= What is expected =
Each record is to be printed again precisely as it reads.
☆ ☆ ☆ ☆ ☆ ☆ ☆
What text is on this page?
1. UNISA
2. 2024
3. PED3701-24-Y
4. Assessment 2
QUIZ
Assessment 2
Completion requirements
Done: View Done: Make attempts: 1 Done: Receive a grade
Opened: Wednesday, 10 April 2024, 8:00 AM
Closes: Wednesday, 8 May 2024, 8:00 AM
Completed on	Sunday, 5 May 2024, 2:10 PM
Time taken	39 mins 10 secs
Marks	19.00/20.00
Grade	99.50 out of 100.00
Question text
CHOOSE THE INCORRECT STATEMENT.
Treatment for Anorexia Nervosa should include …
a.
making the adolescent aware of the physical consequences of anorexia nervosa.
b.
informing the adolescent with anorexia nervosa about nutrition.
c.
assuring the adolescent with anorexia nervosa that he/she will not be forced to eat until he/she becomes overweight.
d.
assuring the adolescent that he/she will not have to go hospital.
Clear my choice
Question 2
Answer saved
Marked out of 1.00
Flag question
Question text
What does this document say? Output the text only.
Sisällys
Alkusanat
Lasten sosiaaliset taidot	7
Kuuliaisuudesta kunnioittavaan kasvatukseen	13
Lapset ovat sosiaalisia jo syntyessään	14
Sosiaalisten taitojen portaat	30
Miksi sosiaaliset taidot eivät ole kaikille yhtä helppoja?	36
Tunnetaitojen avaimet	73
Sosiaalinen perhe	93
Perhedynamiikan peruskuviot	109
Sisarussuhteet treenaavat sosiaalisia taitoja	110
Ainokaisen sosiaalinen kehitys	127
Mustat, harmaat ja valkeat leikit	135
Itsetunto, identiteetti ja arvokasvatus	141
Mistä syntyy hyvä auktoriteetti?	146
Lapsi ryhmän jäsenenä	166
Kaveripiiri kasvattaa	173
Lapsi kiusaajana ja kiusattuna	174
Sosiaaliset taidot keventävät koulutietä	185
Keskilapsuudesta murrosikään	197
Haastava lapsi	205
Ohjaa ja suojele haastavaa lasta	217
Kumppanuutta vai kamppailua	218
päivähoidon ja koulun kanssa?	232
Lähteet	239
☆ ☆ ☆ ☆ ☆ ☆ ☆
= Reply to the task =
What text is on this page?
1. UNISA
2. 2024
3. PED3701-24-Y
4. Assessment 2
QUIZ
Assessment 2
Completion requirements
Done: View Done: Make attempts: 1 Done: Receive a grade
Opened: Wednesday, 10 April 2024, 8:00 AM
Closes: Wednesday, 8 May 2024, 8:00 AM
Completed on	Sunday, 5 May 2024, 2:10 PM
Time taken	39 mins 10 secs
Marks	19.00/20.00
Grade	99.50 out of 100.00
Question text
CHOOSE THE INCORRECT STATEMENT.
Treatment for Anorexia Nervosa should include …
a.
making the adolescent aware of the physical consequences of anorexia nervosa.
b.
informing the adolescent with anorexia nervosa about nutrition.
c.
assuring the adolescent with anorexia nervosa that he/she will not be forced to eat until he/she becomes overweight.
d.
assuring the adolescent that he/she will not have to go hospital.
Clear my choice
Question 2
Answer saved
Marked out of 1.00
Flag question
Question text
What does this document say? Output the text only.
Sisällys
Alkusanat
Lasten sosiaaliset taidot	7
Kuuliaisuudesta kunnioittavaan kasvatukseen	13
Lapset ovat sosiaalisia jo syntyessään	14
Sosiaalisten taitojen portaat	30
Miksi sosiaaliset taidot eivät ole kaikille yhtä helppoja?	36
Tunnetaitojen avaimet	73
Sosiaalinen perhe	93
Perhedynamiikan peruskuviot	109
Sisarussuhteet treenaavat sosiaalisia taitoja	110
Ainokaisen sosiaalinen kehitys	127
Mustat, harmaat ja valkeat leikit	135
Itsetunto, identiteetti ja arvokasvatus	141
Mistä syntyy hyvä auktoriteetti?	146
Lapsi ryhmän jäsenenä	166
Kaveripiiri kasvattaa	173
Lapsi kiusaajana ja kiusattuna	174
Sosiaaliset taidot keventävät koulutietä	185
Keskilapsuudesta murrosikään	197
Haastava lapsi	205
Ohjaa ja suojele haastavaa lasta	217
Kumppanuutta vai kamppailua	218
päivähoidon ja koulun kanssa?	232
Lähteet	239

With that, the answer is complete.